- DATA FOR THIS TASK -
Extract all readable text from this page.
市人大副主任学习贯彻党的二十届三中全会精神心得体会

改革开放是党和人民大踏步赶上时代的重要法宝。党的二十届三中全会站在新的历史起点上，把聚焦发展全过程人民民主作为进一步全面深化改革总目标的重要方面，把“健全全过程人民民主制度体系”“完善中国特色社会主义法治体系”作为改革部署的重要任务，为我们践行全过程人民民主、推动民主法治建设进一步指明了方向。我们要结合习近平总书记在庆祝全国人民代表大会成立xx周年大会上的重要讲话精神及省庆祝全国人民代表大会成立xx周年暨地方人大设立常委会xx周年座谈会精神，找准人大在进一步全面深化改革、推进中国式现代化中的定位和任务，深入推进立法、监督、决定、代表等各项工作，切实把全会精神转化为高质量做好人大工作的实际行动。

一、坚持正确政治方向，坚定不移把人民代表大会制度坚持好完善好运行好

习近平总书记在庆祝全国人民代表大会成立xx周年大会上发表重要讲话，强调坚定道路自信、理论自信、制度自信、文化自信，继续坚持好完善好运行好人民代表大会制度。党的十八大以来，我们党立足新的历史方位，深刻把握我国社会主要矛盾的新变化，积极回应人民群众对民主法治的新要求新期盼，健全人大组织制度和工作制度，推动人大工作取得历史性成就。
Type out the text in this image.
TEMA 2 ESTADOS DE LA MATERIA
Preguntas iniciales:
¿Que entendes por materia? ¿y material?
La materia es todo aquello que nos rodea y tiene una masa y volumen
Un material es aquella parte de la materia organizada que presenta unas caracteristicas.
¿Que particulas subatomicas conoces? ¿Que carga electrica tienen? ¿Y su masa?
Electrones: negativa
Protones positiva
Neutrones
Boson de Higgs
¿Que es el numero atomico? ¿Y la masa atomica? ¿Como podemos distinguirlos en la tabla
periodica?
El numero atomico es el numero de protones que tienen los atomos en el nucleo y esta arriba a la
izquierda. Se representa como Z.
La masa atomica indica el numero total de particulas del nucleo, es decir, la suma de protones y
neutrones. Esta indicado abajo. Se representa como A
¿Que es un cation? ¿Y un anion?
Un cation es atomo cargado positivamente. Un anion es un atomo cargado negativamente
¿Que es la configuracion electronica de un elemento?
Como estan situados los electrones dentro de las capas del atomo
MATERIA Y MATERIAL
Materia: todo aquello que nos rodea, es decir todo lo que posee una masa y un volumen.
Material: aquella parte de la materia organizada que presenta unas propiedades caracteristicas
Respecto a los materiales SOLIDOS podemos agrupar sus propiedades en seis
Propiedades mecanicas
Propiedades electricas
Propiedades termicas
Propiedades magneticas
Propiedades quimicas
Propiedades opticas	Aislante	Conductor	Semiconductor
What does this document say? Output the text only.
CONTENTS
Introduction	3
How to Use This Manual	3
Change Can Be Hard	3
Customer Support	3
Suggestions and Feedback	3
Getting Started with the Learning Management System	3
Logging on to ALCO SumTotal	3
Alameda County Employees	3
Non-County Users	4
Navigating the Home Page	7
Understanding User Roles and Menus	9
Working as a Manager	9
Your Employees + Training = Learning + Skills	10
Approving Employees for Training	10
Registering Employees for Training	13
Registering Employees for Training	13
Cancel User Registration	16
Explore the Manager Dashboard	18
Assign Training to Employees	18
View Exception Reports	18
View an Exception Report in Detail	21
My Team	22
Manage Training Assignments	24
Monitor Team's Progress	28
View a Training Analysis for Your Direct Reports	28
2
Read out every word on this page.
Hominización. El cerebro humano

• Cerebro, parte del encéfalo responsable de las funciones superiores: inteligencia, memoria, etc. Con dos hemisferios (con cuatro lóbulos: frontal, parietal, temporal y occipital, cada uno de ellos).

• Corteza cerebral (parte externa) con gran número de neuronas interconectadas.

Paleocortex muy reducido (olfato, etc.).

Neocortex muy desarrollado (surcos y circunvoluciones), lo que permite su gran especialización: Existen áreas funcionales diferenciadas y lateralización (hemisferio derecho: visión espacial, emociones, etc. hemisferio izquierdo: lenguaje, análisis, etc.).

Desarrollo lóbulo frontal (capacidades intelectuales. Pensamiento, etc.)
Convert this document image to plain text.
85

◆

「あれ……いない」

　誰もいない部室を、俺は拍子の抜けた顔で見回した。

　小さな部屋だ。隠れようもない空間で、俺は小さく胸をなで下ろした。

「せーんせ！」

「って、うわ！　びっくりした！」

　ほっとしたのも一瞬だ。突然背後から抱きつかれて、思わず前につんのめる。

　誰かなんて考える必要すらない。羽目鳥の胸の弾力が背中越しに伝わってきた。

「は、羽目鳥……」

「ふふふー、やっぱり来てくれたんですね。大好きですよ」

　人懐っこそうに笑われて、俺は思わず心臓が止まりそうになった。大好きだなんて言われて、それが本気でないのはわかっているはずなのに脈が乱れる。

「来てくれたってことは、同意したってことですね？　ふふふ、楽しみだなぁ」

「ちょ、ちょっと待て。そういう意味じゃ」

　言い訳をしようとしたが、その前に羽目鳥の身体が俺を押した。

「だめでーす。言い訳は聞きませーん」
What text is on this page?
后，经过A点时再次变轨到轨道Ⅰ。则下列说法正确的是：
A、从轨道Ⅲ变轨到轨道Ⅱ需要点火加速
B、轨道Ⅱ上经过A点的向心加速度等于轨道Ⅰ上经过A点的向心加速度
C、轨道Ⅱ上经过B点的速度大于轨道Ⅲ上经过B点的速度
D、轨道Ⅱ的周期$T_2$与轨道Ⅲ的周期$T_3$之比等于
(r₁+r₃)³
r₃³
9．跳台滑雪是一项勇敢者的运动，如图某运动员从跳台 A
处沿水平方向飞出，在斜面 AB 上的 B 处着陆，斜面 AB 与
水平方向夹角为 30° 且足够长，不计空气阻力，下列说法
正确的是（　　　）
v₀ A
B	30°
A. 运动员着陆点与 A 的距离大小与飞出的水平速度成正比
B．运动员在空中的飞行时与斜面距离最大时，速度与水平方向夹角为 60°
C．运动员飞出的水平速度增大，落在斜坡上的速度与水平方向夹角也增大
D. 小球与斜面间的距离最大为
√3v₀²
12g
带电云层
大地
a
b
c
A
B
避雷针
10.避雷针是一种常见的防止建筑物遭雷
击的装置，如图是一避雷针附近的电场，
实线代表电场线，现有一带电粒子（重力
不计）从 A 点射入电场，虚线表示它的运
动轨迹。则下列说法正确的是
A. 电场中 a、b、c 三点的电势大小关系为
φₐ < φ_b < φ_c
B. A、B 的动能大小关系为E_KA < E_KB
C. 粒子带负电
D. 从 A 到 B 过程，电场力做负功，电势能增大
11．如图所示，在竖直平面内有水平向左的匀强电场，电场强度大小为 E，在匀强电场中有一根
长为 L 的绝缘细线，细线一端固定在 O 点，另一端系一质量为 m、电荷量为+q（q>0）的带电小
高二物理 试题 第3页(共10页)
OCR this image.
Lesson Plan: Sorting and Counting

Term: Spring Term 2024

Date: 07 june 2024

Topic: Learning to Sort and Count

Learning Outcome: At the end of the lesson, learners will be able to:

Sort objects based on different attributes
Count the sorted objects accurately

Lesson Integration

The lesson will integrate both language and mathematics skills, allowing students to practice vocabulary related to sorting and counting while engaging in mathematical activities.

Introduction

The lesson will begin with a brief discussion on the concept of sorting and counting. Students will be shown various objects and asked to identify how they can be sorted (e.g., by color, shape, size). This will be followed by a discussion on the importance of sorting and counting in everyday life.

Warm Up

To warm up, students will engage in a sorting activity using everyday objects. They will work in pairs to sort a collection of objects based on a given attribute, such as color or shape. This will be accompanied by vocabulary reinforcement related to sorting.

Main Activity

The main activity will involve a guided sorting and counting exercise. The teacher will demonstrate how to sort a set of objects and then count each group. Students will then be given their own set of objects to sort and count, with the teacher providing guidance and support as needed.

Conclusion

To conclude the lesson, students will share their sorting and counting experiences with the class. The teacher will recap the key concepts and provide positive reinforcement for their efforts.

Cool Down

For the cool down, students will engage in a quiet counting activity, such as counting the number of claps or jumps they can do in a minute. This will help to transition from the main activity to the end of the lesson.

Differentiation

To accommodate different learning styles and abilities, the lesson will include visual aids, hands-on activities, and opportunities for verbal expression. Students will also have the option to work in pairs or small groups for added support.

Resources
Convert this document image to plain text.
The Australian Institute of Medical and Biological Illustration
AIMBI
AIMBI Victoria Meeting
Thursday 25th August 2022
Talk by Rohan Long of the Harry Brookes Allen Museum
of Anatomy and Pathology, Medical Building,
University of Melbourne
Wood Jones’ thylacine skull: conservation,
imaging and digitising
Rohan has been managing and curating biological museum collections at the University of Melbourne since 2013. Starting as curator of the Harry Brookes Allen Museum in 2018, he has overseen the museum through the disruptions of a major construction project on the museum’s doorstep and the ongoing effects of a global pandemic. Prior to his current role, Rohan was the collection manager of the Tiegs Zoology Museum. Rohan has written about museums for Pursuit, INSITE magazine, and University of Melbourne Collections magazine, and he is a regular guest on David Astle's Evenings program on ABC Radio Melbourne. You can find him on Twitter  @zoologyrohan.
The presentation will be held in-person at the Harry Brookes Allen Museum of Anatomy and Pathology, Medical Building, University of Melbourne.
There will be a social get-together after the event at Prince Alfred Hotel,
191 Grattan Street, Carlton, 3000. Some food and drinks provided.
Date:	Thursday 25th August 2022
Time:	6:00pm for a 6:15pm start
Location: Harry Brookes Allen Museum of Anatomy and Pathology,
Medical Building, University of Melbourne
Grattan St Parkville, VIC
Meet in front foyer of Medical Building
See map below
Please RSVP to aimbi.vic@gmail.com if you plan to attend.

- YOUR OBJECTIVE -
Return a copy of every line that includes the word "representa".

- EXERCISE SOLUTION -
izquierda. Se representa como Z.
neutrones. Esta indicado abajo. Se representa como A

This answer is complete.